_WHAT TO DO_: The entries below are to be written out again without alteration.

_DATA FOR PROCESSING_:
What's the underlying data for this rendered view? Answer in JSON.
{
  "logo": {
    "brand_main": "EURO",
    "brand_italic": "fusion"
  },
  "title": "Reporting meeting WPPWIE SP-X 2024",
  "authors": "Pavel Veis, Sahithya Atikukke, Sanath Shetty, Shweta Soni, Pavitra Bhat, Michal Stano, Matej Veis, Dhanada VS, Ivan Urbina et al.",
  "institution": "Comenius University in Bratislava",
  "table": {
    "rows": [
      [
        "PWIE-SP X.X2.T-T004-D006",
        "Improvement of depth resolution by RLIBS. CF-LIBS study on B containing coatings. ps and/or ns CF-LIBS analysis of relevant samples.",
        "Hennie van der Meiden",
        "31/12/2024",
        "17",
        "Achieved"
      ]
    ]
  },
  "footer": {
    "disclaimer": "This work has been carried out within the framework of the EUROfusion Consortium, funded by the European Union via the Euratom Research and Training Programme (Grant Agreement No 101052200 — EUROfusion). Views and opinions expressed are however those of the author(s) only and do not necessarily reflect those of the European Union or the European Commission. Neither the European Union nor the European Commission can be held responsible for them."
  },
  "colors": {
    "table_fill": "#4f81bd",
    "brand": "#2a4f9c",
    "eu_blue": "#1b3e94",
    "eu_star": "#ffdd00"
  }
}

_ANSWER FOR THIS EXERCISE_:
What's the underlying data for this rendered view? Answer in JSON.
{
  "logo": {
    "brand_main": "EURO",
    "brand_italic": "fusion"
  },
  "title": "Reporting meeting WPPWIE SP-X 2024",
  "authors": "Pavel Veis, Sahithya Atikukke, Sanath Shetty, Shweta Soni, Pavitra Bhat, Michal Stano, Matej Veis, Dhanada VS, Ivan Urbina et al.",
  "institution": "Comenius University in Bratislava",
  "table": {
    "rows": [
      [
        "PWIE-SP X.X2.T-T004-D006",
        "Improvement of depth resolution by RLIBS. CF-LIBS study on B containing coatings. ps and/or ns CF-LIBS analysis of relevant samples.",
        "Hennie van der Meiden",
        "31/12/2024",
        "17",
        "Achieved"
      ]
    ]
  },
  "footer": {
    "disclaimer": "This work has been carried out within the framework of the EUROfusion Consortium, funded by the European Union via the Euratom Research and Training Programme (Grant Agreement No 101052200 — EUROfusion). Views and opinions expressed are however those of the author(s) only and do not necessarily reflect those of the European Union or the European Commission. Neither the European Union nor the European Commission can be held responsible for them."
  },
  "colors": {
    "table_fill": "#4f81bd",
    "brand": "#2a4f9c",
    "eu_blue": "#1b3e94",
    "eu_star": "#ffdd00"
  }
}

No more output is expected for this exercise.